__Direction__
Return all lines below containing the word "OFDb".

__Provided data__
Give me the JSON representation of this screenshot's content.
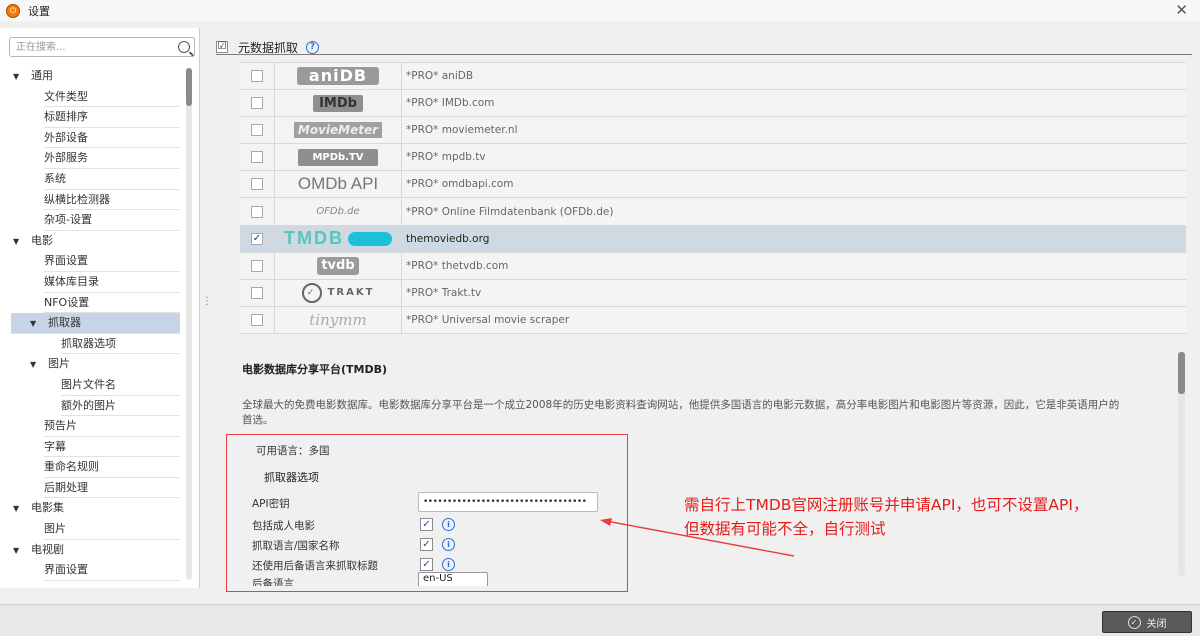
{
  "window": {
    "title": "设置"
  },
  "search": {
    "placeholder": "正在搜索..."
  },
  "sidebar": {
    "items": [
      {
        "label": "通用",
        "caret": "▼"
      },
      {
        "label": "文件类型"
      },
      {
        "label": "标题排序"
      },
      {
        "label": "外部设备"
      },
      {
        "label": "外部服务"
      },
      {
        "label": "系统"
      },
      {
        "label": "纵横比检测器"
      },
      {
        "label": "杂项-设置"
      },
      {
        "label": "电影",
        "caret": "▼"
      },
      {
        "label": "界面设置"
      },
      {
        "label": "媒体库目录"
      },
      {
        "label": "NFO设置"
      },
      {
        "label": "抓取器",
        "caret": "▼"
      },
      {
        "label": "抓取器选项"
      },
      {
        "label": "图片",
        "caret": "▼"
      },
      {
        "label": "图片文件名"
      },
      {
        "label": "额外的图片"
      },
      {
        "label": "预告片"
      },
      {
        "label": "字幕"
      },
      {
        "label": "重命名规则"
      },
      {
        "label": "后期处理"
      },
      {
        "label": "电影集",
        "caret": "▼"
      },
      {
        "label": "图片"
      },
      {
        "label": "电视剧",
        "caret": "▼"
      },
      {
        "label": "界面设置"
      }
    ]
  },
  "section": {
    "title": "元数据抓取",
    "checkbox": "☑",
    "help": "?"
  },
  "scrapers": [
    {
      "logo": "aniDB",
      "name": "*PRO* aniDB"
    },
    {
      "logo": "IMDb",
      "name": "*PRO* IMDb.com"
    },
    {
      "logo": "MovieMeter",
      "name": "*PRO* moviemeter.nl"
    },
    {
      "logo": "MPDb.TV",
      "name": "*PRO* mpdb.tv"
    },
    {
      "logo": "OMDb API",
      "name": "*PRO* omdbapi.com"
    },
    {
      "logo": "OFDb.de",
      "name": "*PRO* Online Filmdatenbank (OFDb.de)"
    },
    {
      "logo": "TMDB",
      "name": "themoviedb.org",
      "checked": "✓"
    },
    {
      "logo": "tvdb",
      "name": "*PRO* thetvdb.com"
    },
    {
      "logo": "TRAKT",
      "name": "*PRO* Trakt.tv"
    },
    {
      "logo": "tinymm",
      "name": "*PRO* Universal movie scraper"
    }
  ],
  "details": {
    "title": "电影数据库分享平台(TMDB)",
    "description": "全球最大的免费电影数据库。电影数据库分享平台是一个成立2008年的历史电影资料查询网站，他提供多国语言的电影元数据，高分率电影图片和电影图片等资源，因此，它是非英语用户的首选。",
    "languages": "可用语言：多国",
    "options_heading": "抓取器选项",
    "api_label": "API密钥",
    "api_value": "••••••••••••••••••••••••••••••••••",
    "adult_label": "包括成人电影",
    "country_label": "抓取语言/国家名称",
    "fallback_label": "还使用后备语言来抓取标题",
    "fallback_lang_label": "后备语言",
    "fallback_lang_value": "en-US"
  },
  "annotation": {
    "line1": "需自行上TMDB官网注册账号并申请API，也可不设置API，",
    "line2": "但数据有可能不全，自行测试"
  },
  "footer": {
    "close_label": "关闭"
  },
  "colors": {
    "selection": "#c6d4e6",
    "annotation": "#e51c1c",
    "accent": "#2a6fdb"
  }
}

__Solution for this task__
      "logo": "OFDb.de",
      "name": "*PRO* Online Filmdatenbank (OFDb.de)"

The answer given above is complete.